Problem to solve:
Check each line for the string "Order". Give only the count of lines that have it.

Input for this task:

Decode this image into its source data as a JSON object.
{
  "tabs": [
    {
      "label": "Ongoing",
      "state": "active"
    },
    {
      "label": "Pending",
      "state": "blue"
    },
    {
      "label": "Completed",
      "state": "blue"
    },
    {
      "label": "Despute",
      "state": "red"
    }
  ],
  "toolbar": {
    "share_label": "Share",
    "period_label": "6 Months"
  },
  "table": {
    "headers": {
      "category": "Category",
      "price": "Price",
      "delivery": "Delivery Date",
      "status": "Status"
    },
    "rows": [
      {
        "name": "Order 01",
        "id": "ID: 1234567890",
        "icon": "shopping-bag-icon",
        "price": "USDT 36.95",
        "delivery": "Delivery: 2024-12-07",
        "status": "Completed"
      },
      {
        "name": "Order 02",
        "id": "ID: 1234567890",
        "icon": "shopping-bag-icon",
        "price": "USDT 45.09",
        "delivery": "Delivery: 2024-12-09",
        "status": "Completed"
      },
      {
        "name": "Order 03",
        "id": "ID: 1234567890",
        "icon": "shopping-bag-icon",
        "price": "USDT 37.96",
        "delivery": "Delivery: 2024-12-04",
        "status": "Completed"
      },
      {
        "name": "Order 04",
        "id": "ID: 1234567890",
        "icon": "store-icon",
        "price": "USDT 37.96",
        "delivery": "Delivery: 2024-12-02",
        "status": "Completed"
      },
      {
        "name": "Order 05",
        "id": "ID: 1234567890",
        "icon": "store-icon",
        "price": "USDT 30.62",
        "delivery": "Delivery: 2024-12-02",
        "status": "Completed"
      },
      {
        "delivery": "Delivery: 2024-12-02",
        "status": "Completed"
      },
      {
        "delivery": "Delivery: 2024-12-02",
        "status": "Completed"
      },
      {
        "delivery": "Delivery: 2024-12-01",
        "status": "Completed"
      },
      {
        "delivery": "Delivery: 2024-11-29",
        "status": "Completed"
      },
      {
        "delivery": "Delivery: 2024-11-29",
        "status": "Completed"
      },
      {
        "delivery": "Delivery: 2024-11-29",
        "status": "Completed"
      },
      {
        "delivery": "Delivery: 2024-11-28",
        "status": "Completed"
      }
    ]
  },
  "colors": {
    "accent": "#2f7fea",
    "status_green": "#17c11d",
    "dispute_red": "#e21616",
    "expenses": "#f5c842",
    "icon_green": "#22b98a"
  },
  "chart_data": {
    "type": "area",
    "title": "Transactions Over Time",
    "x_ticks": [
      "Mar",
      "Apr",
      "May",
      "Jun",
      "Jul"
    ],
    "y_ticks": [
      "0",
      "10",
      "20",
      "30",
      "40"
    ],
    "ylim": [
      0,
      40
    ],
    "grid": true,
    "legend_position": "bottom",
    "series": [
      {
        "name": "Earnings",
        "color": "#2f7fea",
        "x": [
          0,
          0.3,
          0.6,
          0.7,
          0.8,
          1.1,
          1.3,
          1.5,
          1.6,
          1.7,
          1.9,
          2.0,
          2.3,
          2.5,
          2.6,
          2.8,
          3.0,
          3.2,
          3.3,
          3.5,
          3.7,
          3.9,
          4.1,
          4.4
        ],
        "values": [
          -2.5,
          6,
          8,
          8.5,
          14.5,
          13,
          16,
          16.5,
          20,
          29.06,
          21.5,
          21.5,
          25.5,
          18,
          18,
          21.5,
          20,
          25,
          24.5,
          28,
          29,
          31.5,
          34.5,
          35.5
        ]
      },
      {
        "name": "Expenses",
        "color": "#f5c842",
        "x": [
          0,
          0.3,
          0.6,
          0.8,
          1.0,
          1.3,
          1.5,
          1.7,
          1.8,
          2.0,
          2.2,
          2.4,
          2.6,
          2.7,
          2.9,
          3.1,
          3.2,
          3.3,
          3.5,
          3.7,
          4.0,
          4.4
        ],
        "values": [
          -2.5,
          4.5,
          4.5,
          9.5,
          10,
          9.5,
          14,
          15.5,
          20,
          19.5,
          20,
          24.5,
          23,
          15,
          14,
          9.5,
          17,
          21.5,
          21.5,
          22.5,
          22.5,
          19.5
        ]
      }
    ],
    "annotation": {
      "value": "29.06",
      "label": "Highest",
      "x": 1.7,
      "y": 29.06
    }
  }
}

Solution for this problem:
5